**Available data**

· · · · · · ·

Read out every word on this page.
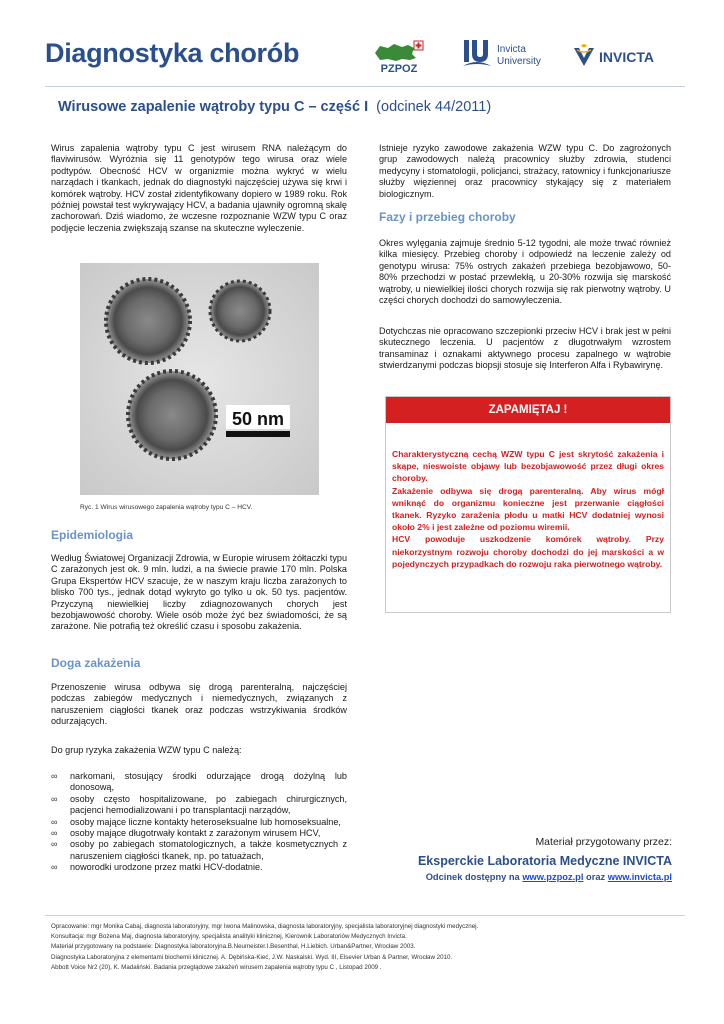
Diagnostyka chorób
PZPOZ
Invicta
University	INVICTA
Wirusowe zapalenie wątroby typu C – część I (odcinek 44/2011)
Wirus zapalenia wątroby typu C jest wirusem RNA należącym do flaviwirusów. Wyróżnia się 11 genotypów tego wirusa oraz wiele podtypów. Obecność HCV w organizmie można wykryć w wielu narządach i tkankach, jednak do diagnostyki najczęściej używa się krwi i komórek wątroby. HCV został zidentyfikowany dopiero w 1989 roku. Rok później powstał test wykrywający HCV, a badania ujawniły ogromną skalę zachorowań. Dziś wiadomo, że wczesne rozpoznanie WZW typu C oraz podjęcie leczenia zwiększają szanse na skuteczne wyleczenie.
50 nm
Ryc. 1 Wirus wirusowego zapalenia wątroby typu C – HCV.
Epidemiologia
Według Światowej Organizacji Zdrowia, w Europie wirusem żółtaczki typu C zarażonych jest ok. 9 mln. ludzi, a na świecie prawie 170 mln. Polska Grupa Ekspertów HCV szacuje, że w naszym kraju liczba zarażonych to blisko 700 tys., jednak dotąd wykryto go tylko u ok. 50 tys. pacjentów. Przyczyną niewielkiej liczby zdiagnozowanych chorych jest bezobjawowość choroby. Wiele osób może żyć bez świadomości, że są zarażone. Nie potrafią też określić czasu i sposobu zakażenia.
Doga zakażenia
Przenoszenie wirusa odbywa się drogą parenteralną, najczęściej podczas zabiegów medycznych i niemedycznych, związanych z naruszeniem ciągłości tkanek oraz podczas wstrzykiwania środków odurzających.
Do grup ryzyka zakażenia WZW typu C należą:
∞ narkomani, stosujący środki odurzające drogą dożylną lub donosową,
∞ osoby często hospitalizowane, po zabiegach chirurgicznych, pacjenci hemodializowani i po transplantacji narządów,
∞ osoby mające liczne kontakty heteroseksualne lub homoseksualne,
∞ osoby mające długotrwały kontakt z zarażonym wirusem HCV,
∞ osoby po zabiegach stomatologicznych, a także kosmetycznych z naruszeniem ciągłości tkanek, np. po tatuażach,
∞ noworodki urodzone przez matki HCV-dodatnie.
Istnieje ryzyko zawodowe zakażenia WZW typu C. Do zagrożonych grup zawodowych należą pracownicy służby zdrowia, studenci medycyny i stomatologii, policjanci, strażacy, ratownicy i funkcjonariusze służby więziennej oraz pracownicy stykający się z materiałem biologicznym.
Fazy i przebieg choroby
Okres wylęgania zajmuje średnio 5-12 tygodni, ale może trwać również kilka miesięcy. Przebieg choroby i odpowiedź na leczenie zależy od genotypu wirusa: 75% ostrych zakażeń przebiega bezobjawowo, 50-80% przechodzi w postać przewlekłą, u 20-30% rozwija się marskość wątroby, u niewielkiej ilości chorych rozwija się rak pierwotny wątroby. U części chorych dochodzi do samowyleczenia.
Dotychczas nie opracowano szczepionki przeciw HCV i brak jest w pełni skutecznego leczenia. U pacjentów z długotrwałym wzrostem transaminaz i oznakami aktywnego procesu zapalnego w wątrobie stwierdzanymi podczas biopsji stosuje się Interferon Alfa i Rybawirynę.
ZAPAMIĘTAJ !

Charakterystyczną cechą WZW typu C jest skrytość zakażenia i skąpe, nieswoiste objawy lub bezobjawowość przez długi okres choroby.

Zakażenie odbywa się drogą parenteralną. Aby wirus mógł wniknąć do organizmu konieczne jest przerwanie ciągłości tkanek. Ryzyko zarażenia płodu u matki HCV dodatniej wynosi około 2% i jest zależne od poziomu wiremii.

HCV powoduje uszkodzenie komórek wątroby. Przy niekorzystnym rozwoju choroby dochodzi do jej marskości a w pojedynczych przypadkach do rozwoju raka pierwotnego wątroby.

Materiał przygotowany przez:
Eksperckie Laboratoria Medyczne INVICTA
Odcinek dostępny na www.pzpoz.pl oraz www.invicta.pl
Opracowanie: mgr Monika Cabaj, diagnosta laboratoryjny, mgr Iwona Malinowska, diagnosta laboratoryjny, specjalista laboratoryjnej diagnostyki medycznej.
Konsultacja: mgr Bożena Maj, diagnosta laboratoryjny, specjalista analityki klinicznej, Kierownik Laboratoriów Medycznych Invicta.
Materiał przygotowany na podstawie: Diagnostyka laboratoryjna.B.Neumeister.I.Besenthal, H.Liebich. Urban&Partner, Wrocław 2003.
Diagnostyka Laboratoryjna z elementami biochemii klinicznej. A. Dębińska-Kieć, J.W. Naskalski. Wyd. III, Elsevier Urban & Partner, Wrocław 2010.
Abbott Voice Nr2 (20), K. Madaliński. Badania przeglądowe zakażeń wirusem zapalenia wątroby typu C , Listopad 2009 .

· · · · · · ·

**Request**
Give back every line exactly as it stands, pictures excluded.

**Task result**
Read out every word on this page.
Diagnostyka chorób
PZPOZ
Invicta
University	INVICTA
Wirusowe zapalenie wątroby typu C – część I (odcinek 44/2011)
Wirus zapalenia wątroby typu C jest wirusem RNA należącym do flaviwirusów. Wyróżnia się 11 genotypów tego wirusa oraz wiele podtypów. Obecność HCV w organizmie można wykryć w wielu narządach i tkankach, jednak do diagnostyki najczęściej używa się krwi i komórek wątroby. HCV został zidentyfikowany dopiero w 1989 roku. Rok później powstał test wykrywający HCV, a badania ujawniły ogromną skalę zachorowań. Dziś wiadomo, że wczesne rozpoznanie WZW typu C oraz podjęcie leczenia zwiększają szanse na skuteczne wyleczenie.
50 nm
Ryc. 1 Wirus wirusowego zapalenia wątroby typu C – HCV.
Epidemiologia
Według Światowej Organizacji Zdrowia, w Europie wirusem żółtaczki typu C zarażonych jest ok. 9 mln. ludzi, a na świecie prawie 170 mln. Polska Grupa Ekspertów HCV szacuje, że w naszym kraju liczba zarażonych to blisko 700 tys., jednak dotąd wykryto go tylko u ok. 50 tys. pacjentów. Przyczyną niewielkiej liczby zdiagnozowanych chorych jest bezobjawowość choroby. Wiele osób może żyć bez świadomości, że są zarażone. Nie potrafią też określić czasu i sposobu zakażenia.
Doga zakażenia
Przenoszenie wirusa odbywa się drogą parenteralną, najczęściej podczas zabiegów medycznych i niemedycznych, związanych z naruszeniem ciągłości tkanek oraz podczas wstrzykiwania środków odurzających.
Do grup ryzyka zakażenia WZW typu C należą:
∞ narkomani, stosujący środki odurzające drogą dożylną lub donosową,
∞ osoby często hospitalizowane, po zabiegach chirurgicznych, pacjenci hemodializowani i po transplantacji narządów,
∞ osoby mające liczne kontakty heteroseksualne lub homoseksualne,
∞ osoby mające długotrwały kontakt z zarażonym wirusem HCV,
∞ osoby po zabiegach stomatologicznych, a także kosmetycznych z naruszeniem ciągłości tkanek, np. po tatuażach,
∞ noworodki urodzone przez matki HCV-dodatnie.
Istnieje ryzyko zawodowe zakażenia WZW typu C. Do zagrożonych grup zawodowych należą pracownicy służby zdrowia, studenci medycyny i stomatologii, policjanci, strażacy, ratownicy i funkcjonariusze służby więziennej oraz pracownicy stykający się z materiałem biologicznym.
Fazy i przebieg choroby
Okres wylęgania zajmuje średnio 5-12 tygodni, ale może trwać również kilka miesięcy. Przebieg choroby i odpowiedź na leczenie zależy od genotypu wirusa: 75% ostrych zakażeń przebiega bezobjawowo, 50-80% przechodzi w postać przewlekłą, u 20-30% rozwija się marskość wątroby, u niewielkiej ilości chorych rozwija się rak pierwotny wątroby. U części chorych dochodzi do samowyleczenia.
Dotychczas nie opracowano szczepionki przeciw HCV i brak jest w pełni skutecznego leczenia. U pacjentów z długotrwałym wzrostem transaminaz i oznakami aktywnego procesu zapalnego w wątrobie stwierdzanymi podczas biopsji stosuje się Interferon Alfa i Rybawirynę.
ZAPAMIĘTAJ !

Charakterystyczną cechą WZW typu C jest skrytość zakażenia i skąpe, nieswoiste objawy lub bezobjawowość przez długi okres choroby.

Zakażenie odbywa się drogą parenteralną. Aby wirus mógł wniknąć do organizmu konieczne jest przerwanie ciągłości tkanek. Ryzyko zarażenia płodu u matki HCV dodatniej wynosi około 2% i jest zależne od poziomu wiremii.

HCV powoduje uszkodzenie komórek wątroby. Przy niekorzystnym rozwoju choroby dochodzi do jej marskości a w pojedynczych przypadkach do rozwoju raka pierwotnego wątroby.

Materiał przygotowany przez:
Eksperckie Laboratoria Medyczne INVICTA
Odcinek dostępny na www.pzpoz.pl oraz www.invicta.pl
Opracowanie: mgr Monika Cabaj, diagnosta laboratoryjny, mgr Iwona Malinowska, diagnosta laboratoryjny, specjalista laboratoryjnej diagnostyki medycznej.
Konsultacja: mgr Bożena Maj, diagnosta laboratoryjny, specjalista analityki klinicznej, Kierownik Laboratoriów Medycznych Invicta.
Materiał przygotowany na podstawie: Diagnostyka laboratoryjna.B.Neumeister.I.Besenthal, H.Liebich. Urban&Partner, Wrocław 2003.
Diagnostyka Laboratoryjna z elementami biochemii klinicznej. A. Dębińska-Kieć, J.W. Naskalski. Wyd. III, Elsevier Urban & Partner, Wrocław 2010.
Abbott Voice Nr2 (20), K. Madaliński. Badania przeglądowe zakażeń wirusem zapalenia wątroby typu C , Listopad 2009 .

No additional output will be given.